## REQUIREMENT
Identify the lines bearing the string "USDCHF" and gather them.

# Start of SUPPLIED RECORDS

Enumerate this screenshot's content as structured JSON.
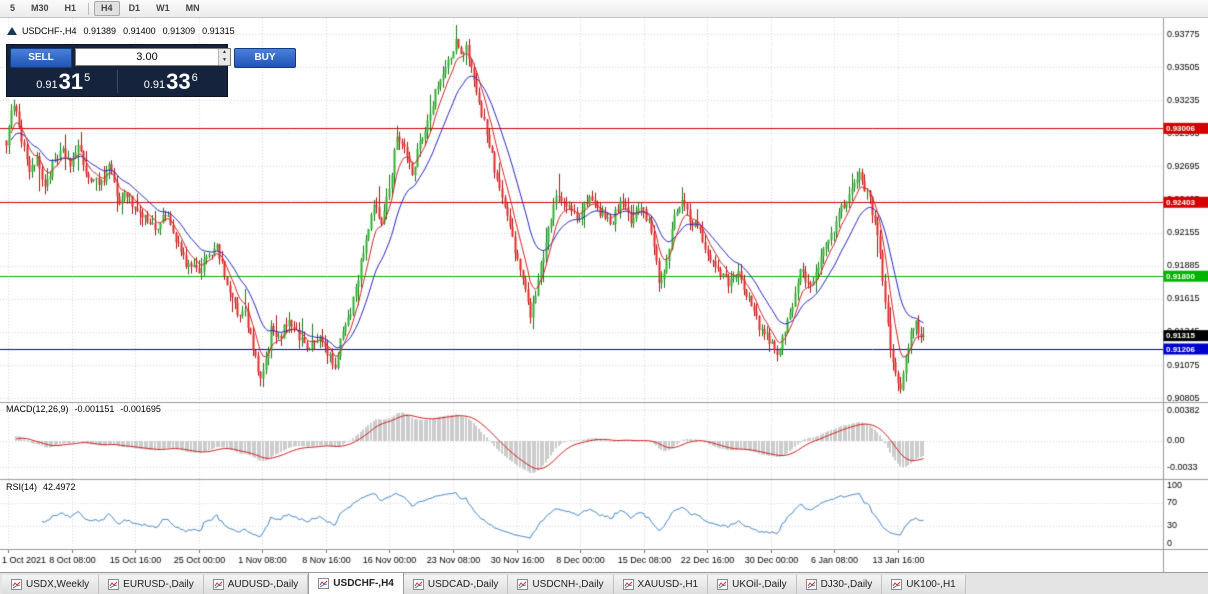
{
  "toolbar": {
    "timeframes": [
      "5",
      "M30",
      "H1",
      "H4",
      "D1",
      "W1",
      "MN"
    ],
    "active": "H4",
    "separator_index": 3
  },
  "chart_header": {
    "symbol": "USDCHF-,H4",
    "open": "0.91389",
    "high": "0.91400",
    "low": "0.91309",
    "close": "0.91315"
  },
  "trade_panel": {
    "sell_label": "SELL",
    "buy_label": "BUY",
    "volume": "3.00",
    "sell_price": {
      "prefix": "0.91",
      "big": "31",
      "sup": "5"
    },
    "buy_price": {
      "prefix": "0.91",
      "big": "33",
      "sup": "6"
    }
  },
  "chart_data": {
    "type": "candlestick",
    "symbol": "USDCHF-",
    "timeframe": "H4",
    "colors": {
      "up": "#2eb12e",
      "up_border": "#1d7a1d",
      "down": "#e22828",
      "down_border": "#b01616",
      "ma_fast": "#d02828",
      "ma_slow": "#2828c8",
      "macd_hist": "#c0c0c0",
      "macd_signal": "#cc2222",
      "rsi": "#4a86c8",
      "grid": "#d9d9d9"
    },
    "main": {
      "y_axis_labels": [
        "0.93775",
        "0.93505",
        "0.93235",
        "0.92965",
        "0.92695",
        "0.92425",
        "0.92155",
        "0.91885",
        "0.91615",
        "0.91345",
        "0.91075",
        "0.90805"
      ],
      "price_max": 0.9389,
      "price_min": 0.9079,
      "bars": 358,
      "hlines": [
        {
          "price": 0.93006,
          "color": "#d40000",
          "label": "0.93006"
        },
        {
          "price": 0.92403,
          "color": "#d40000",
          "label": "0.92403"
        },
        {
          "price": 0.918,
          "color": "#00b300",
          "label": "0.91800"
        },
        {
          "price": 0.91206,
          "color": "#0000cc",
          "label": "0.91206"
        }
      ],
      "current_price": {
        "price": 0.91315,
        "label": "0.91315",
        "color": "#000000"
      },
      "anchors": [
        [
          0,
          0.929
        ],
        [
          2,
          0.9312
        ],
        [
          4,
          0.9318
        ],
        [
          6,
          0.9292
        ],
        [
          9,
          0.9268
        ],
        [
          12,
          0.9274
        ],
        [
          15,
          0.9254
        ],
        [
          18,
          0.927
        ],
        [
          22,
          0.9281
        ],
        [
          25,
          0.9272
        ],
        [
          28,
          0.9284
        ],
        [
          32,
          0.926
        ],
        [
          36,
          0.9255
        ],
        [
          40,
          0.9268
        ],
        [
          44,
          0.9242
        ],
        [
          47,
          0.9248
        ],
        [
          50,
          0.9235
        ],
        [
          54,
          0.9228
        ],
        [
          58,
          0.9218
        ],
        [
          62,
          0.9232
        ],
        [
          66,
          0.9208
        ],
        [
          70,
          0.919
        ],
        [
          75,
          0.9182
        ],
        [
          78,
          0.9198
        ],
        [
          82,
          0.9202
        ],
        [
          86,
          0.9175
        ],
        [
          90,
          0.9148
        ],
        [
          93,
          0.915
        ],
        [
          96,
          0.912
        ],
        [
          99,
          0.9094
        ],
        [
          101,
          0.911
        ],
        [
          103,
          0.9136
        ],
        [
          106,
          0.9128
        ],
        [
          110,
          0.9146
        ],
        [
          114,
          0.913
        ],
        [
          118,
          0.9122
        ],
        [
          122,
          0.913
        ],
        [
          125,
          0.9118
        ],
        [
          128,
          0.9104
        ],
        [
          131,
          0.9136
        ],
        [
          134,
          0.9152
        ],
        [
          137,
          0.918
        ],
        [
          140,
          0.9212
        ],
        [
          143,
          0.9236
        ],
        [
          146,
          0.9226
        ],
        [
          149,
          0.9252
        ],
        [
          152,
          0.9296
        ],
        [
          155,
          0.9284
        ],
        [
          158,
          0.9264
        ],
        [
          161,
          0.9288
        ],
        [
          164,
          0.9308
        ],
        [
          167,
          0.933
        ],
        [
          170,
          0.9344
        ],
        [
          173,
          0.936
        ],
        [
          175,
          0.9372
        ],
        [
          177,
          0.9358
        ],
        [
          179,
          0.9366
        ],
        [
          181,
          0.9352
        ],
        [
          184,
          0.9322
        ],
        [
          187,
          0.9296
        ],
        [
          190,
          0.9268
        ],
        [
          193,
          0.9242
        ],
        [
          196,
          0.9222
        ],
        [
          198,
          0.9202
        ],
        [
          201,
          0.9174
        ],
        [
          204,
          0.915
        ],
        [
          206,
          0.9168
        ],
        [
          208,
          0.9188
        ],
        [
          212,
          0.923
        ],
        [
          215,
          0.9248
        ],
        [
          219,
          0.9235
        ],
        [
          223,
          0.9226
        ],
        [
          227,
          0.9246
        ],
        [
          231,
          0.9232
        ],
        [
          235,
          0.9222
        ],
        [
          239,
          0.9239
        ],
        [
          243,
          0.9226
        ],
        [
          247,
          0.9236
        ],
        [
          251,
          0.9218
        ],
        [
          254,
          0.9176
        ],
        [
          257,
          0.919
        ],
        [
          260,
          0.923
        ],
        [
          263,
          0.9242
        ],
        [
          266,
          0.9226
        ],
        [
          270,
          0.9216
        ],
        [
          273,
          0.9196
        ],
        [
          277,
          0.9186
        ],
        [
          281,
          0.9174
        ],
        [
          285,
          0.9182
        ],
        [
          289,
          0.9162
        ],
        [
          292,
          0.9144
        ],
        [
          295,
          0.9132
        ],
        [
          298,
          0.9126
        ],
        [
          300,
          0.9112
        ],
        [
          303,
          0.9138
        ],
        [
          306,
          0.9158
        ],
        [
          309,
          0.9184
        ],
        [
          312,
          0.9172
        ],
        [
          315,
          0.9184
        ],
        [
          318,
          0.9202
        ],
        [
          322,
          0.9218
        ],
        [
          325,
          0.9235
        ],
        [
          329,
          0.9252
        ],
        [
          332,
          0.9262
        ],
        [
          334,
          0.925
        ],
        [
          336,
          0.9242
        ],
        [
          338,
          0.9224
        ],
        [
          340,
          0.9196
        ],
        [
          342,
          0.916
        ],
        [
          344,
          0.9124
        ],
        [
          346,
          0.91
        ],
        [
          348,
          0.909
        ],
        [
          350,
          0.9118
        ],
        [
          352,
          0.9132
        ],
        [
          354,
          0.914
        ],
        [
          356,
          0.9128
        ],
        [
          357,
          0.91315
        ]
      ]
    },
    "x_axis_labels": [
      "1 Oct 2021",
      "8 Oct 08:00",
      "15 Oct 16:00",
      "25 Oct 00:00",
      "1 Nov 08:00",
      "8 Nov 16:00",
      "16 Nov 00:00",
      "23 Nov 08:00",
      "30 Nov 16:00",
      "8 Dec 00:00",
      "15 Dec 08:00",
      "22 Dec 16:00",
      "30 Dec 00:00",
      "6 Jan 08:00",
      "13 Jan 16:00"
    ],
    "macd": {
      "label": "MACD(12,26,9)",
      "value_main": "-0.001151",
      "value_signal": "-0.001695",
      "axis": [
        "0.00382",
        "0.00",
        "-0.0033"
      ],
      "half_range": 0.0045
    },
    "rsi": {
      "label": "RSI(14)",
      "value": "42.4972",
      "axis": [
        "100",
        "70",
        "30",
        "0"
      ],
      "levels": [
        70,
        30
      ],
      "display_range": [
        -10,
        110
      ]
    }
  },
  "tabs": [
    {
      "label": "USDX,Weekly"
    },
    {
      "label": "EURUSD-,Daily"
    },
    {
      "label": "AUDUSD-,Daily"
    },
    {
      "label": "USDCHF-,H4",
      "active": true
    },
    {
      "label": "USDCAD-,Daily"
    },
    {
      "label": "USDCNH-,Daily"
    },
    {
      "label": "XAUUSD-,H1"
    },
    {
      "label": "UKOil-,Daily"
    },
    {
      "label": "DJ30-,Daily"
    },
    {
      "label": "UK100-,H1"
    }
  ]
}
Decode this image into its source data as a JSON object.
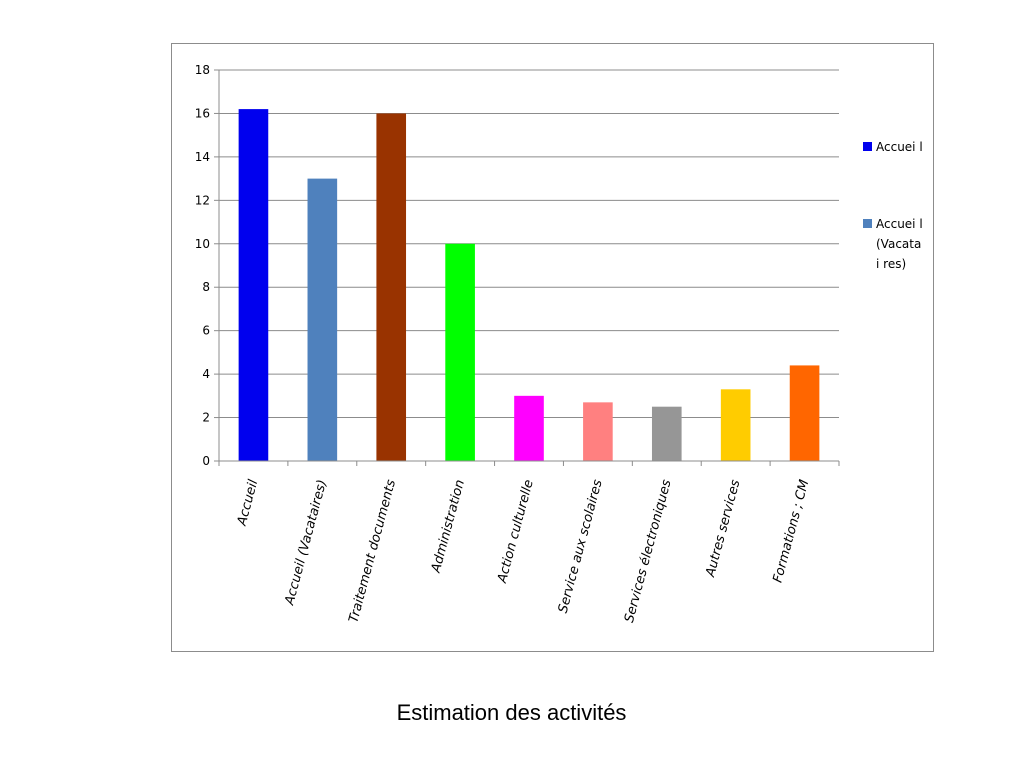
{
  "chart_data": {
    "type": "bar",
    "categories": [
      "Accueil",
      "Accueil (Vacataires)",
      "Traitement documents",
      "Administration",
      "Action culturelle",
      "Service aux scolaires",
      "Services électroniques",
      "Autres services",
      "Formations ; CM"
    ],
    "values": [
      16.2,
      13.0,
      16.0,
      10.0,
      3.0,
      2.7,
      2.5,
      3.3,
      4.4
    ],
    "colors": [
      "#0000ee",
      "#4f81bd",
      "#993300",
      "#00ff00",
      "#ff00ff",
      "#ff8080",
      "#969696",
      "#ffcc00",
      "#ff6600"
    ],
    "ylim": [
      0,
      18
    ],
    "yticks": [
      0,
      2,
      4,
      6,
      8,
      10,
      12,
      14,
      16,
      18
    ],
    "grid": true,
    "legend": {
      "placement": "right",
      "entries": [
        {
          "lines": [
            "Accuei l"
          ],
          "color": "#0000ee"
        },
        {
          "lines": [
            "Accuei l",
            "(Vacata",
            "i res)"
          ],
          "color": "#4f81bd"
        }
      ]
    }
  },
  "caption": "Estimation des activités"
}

# End of SUPPLIED RECORDS

## REPLY TO THE EXERCISE
    "symbol": "USDCHF-,H4",
    "symbol": "USDCHF-",
      "label": "USDCHF-,H4",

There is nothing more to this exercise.